## Recorded data
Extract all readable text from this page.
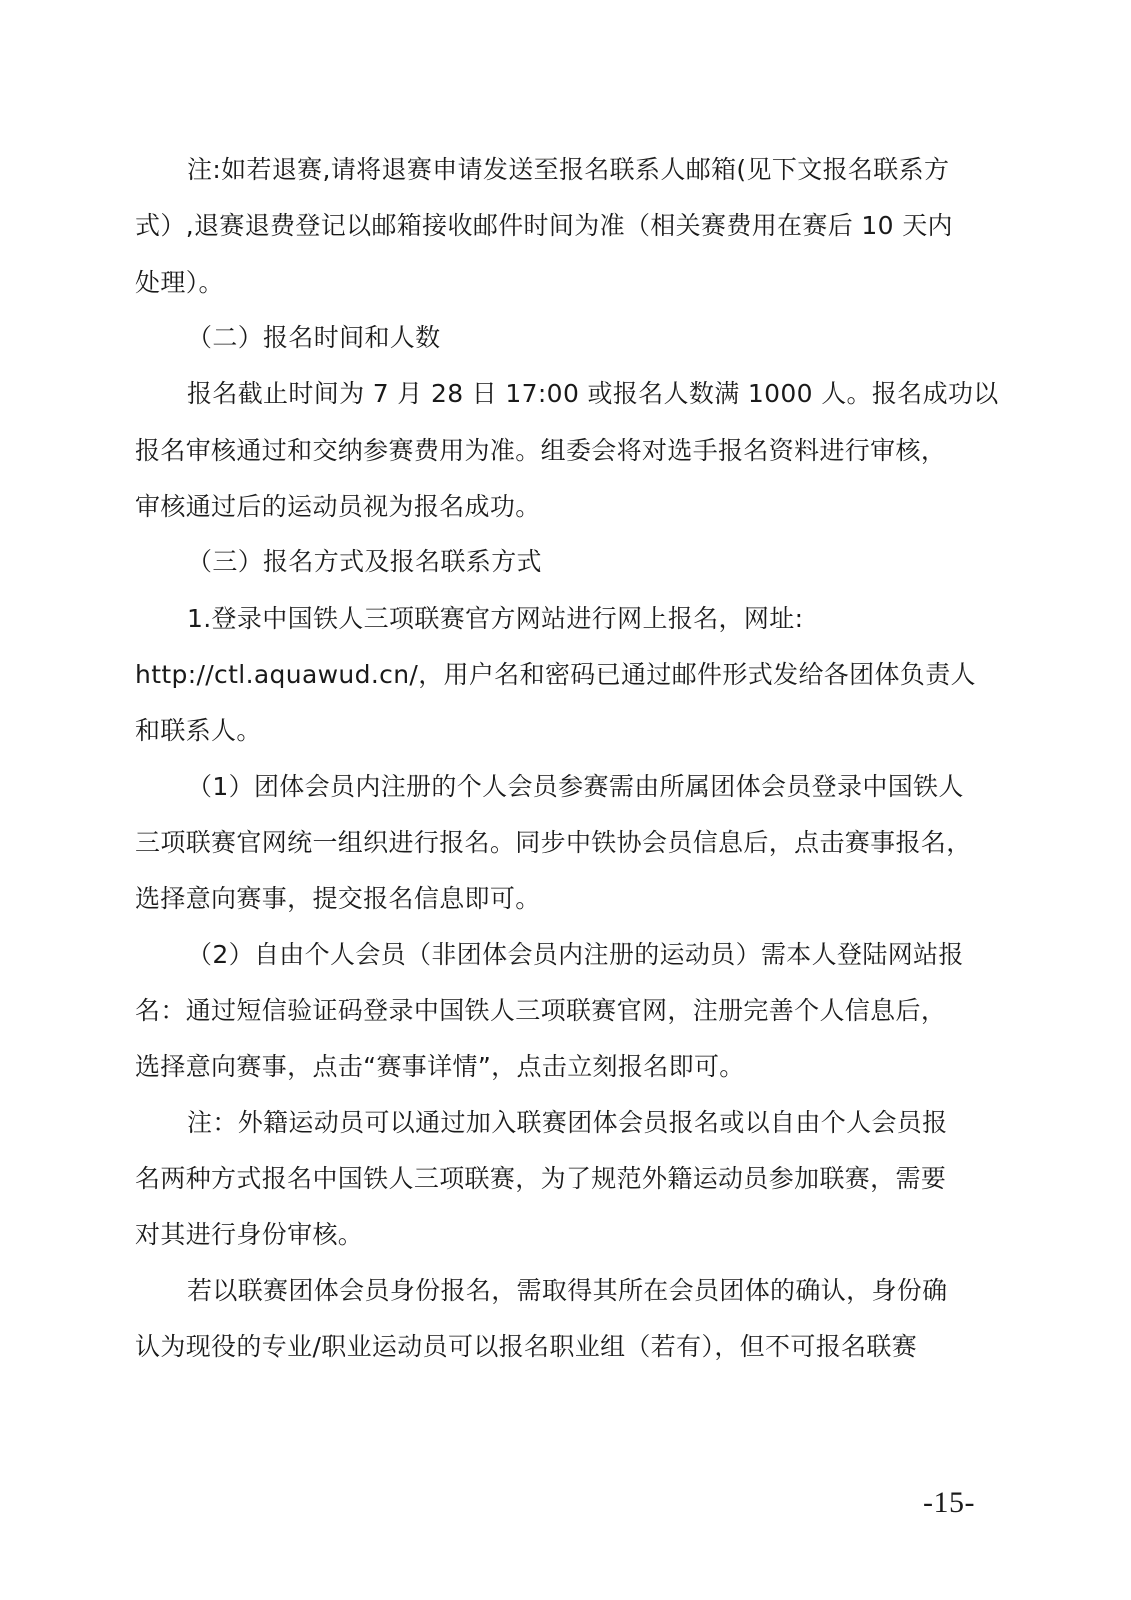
注:如若退赛,请将退赛申请发送至报名联系人邮箱(见下文报名联系方
式）,退赛退费登记以邮箱接收邮件时间为准（相关赛费用在赛后 10 天内
处理）。
（二）报名时间和人数
报名截止时间为 7 月 28 日 17:00 或报名人数满 1000 人。报名成功以
报名审核通过和交纳参赛费用为准。组委会将对选手报名资料进行审核，
审核通过后的运动员视为报名成功。
（三）报名方式及报名联系方式
1.登录中国铁人三项联赛官方网站进行网上报名，网址:
http://ctl.aquawud.cn/，用户名和密码已通过邮件形式发给各团体负责人
和联系人。
（1）团体会员内注册的个人会员参赛需由所属团体会员登录中国铁人
三项联赛官网统一组织进行报名。同步中铁协会员信息后，点击赛事报名，
选择意向赛事，提交报名信息即可。
（2）自由个人会员（非团体会员内注册的运动员）需本人登陆网站报
名：通过短信验证码登录中国铁人三项联赛官网，注册完善个人信息后，
选择意向赛事，点击“赛事详情”，点击立刻报名即可。
注：外籍运动员可以通过加入联赛团体会员报名或以自由个人会员报
名两种方式报名中国铁人三项联赛，为了规范外籍运动员参加联赛，需要
对其进行身份审核。
若以联赛团体会员身份报名，需取得其所在会员团体的确认，身份确
认为现役的专业/职业运动员可以报名职业组（若有），但不可报名联赛
-15-
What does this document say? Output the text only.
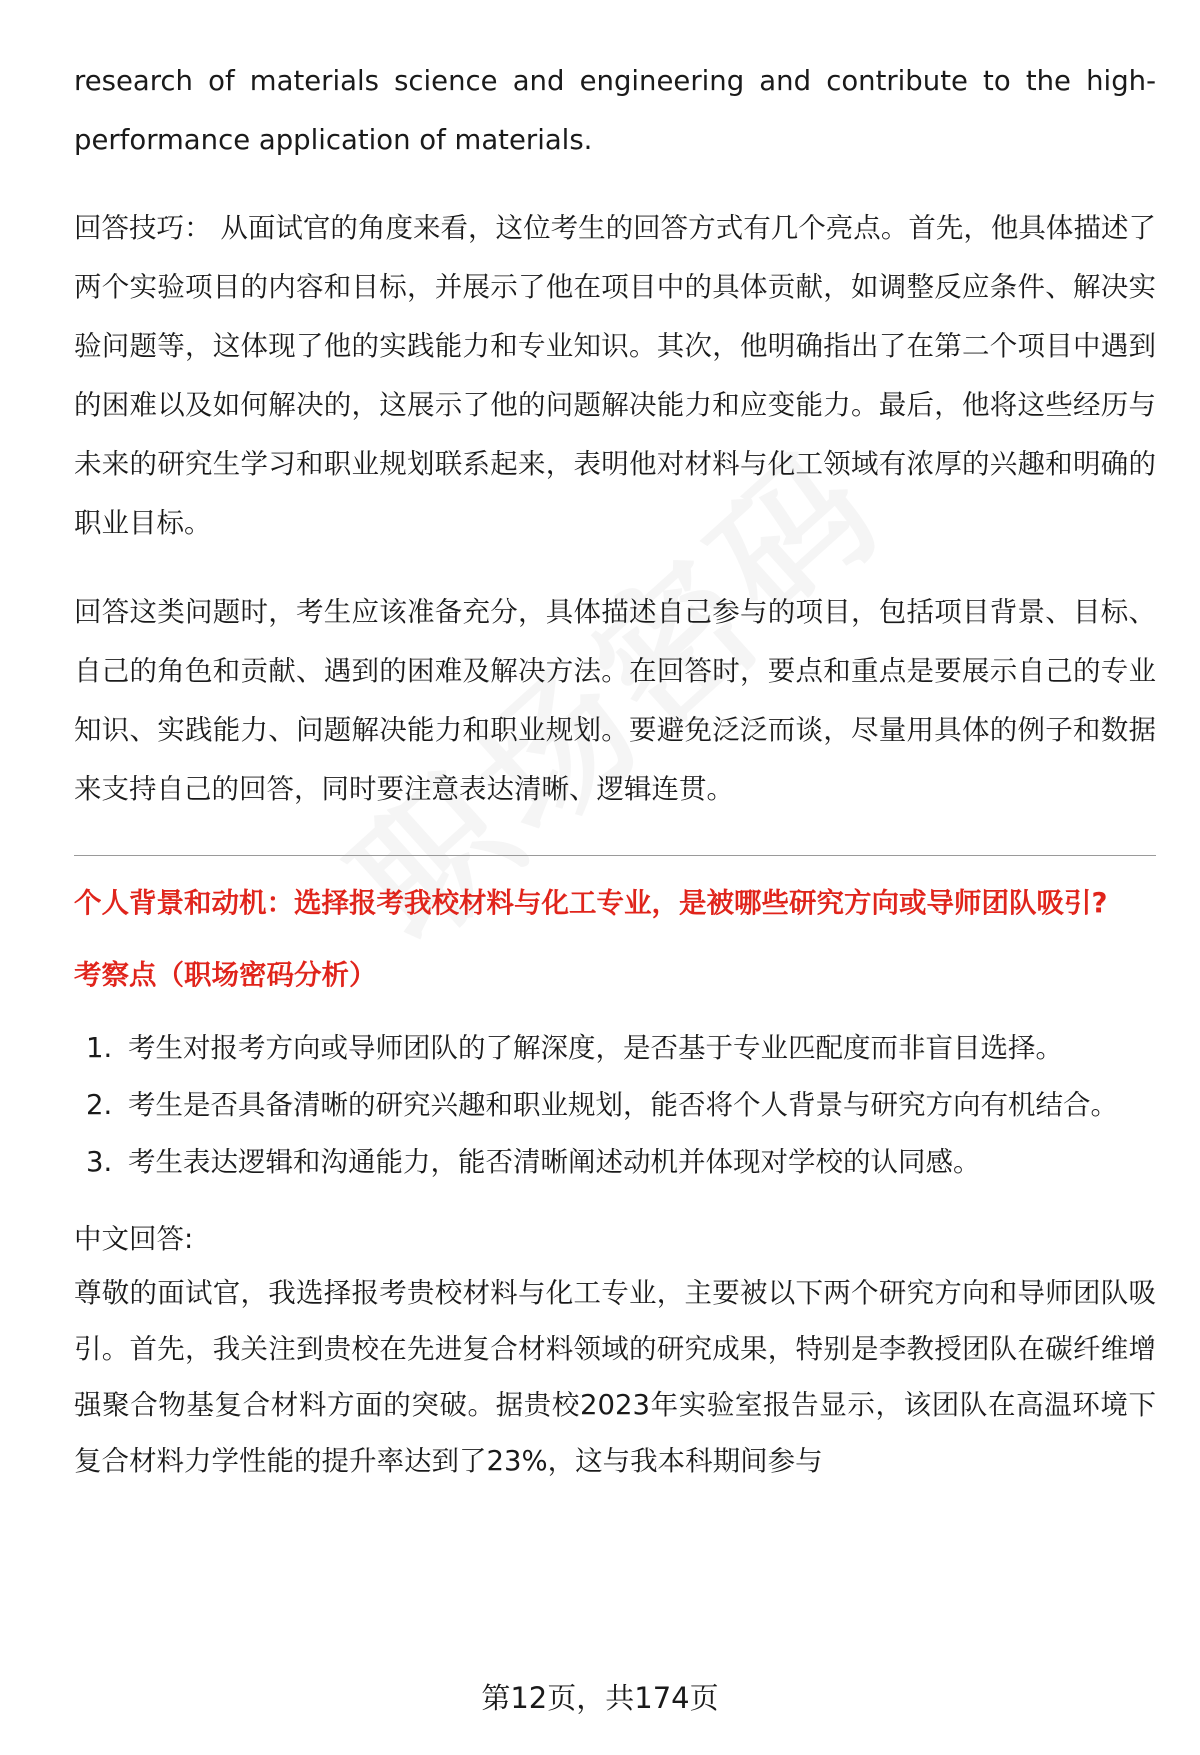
research of materials science and engineering and contribute to the high-performance application of materials.

回答技巧： 从面试官的角度来看，这位考生的回答方式有几个亮点。首先，他具体描述了两个实验项目的内容和目标，并展示了他在项目中的具体贡献，如调整反应条件、解决实验问题等，这体现了他的实践能力和专业知识。其次，他明确指出了在第二个项目中遇到的困难以及如何解决的，这展示了他的问题解决能力和应变能力。最后，他将这些经历与未来的研究生学习和职业规划联系起来，表明他对材料与化工领域有浓厚的兴趣和明确的职业目标。

回答这类问题时，考生应该准备充分，具体描述自己参与的项目，包括项目背景、目标、自己的角色和贡献、遇到的困难及解决方法。在回答时，要点和重点是要展示自己的专业知识、实践能力、问题解决能力和职业规划。要避免泛泛而谈，尽量用具体的例子和数据来支持自己的回答，同时要注意表达清晰、逻辑连贯。

个人背景和动机：选择报考我校材料与化工专业，是被哪些研究方向或导师团队吸引?

考察点（职场密码分析）

1. 考生对报考方向或导师团队的了解深度，是否基于专业匹配度而非盲目选择。
2. 考生是否具备清晰的研究兴趣和职业规划，能否将个人背景与研究方向有机结合。
3. 考生表达逻辑和沟通能力，能否清晰阐述动机并体现对学校的认同感。

中文回答:

尊敬的面试官，我选择报考贵校材料与化工专业，主要被以下两个研究方向和导师团队吸引。首先，我关注到贵校在先进复合材料领域的研究成果，特别是李教授团队在碳纤维增强聚合物基复合材料方面的突破。据贵校2023年实验室报告显示，该团队在高温环境下复合材料力学性能的提升率达到了23%，这与我本科期间参与

第12页，共174页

## Goal
Copy out every line of the listing that contains the string "选择意向赛事".

## Written answer
选择意向赛事，提交报名信息即可。
选择意向赛事，点击“赛事详情”，点击立刻报名即可。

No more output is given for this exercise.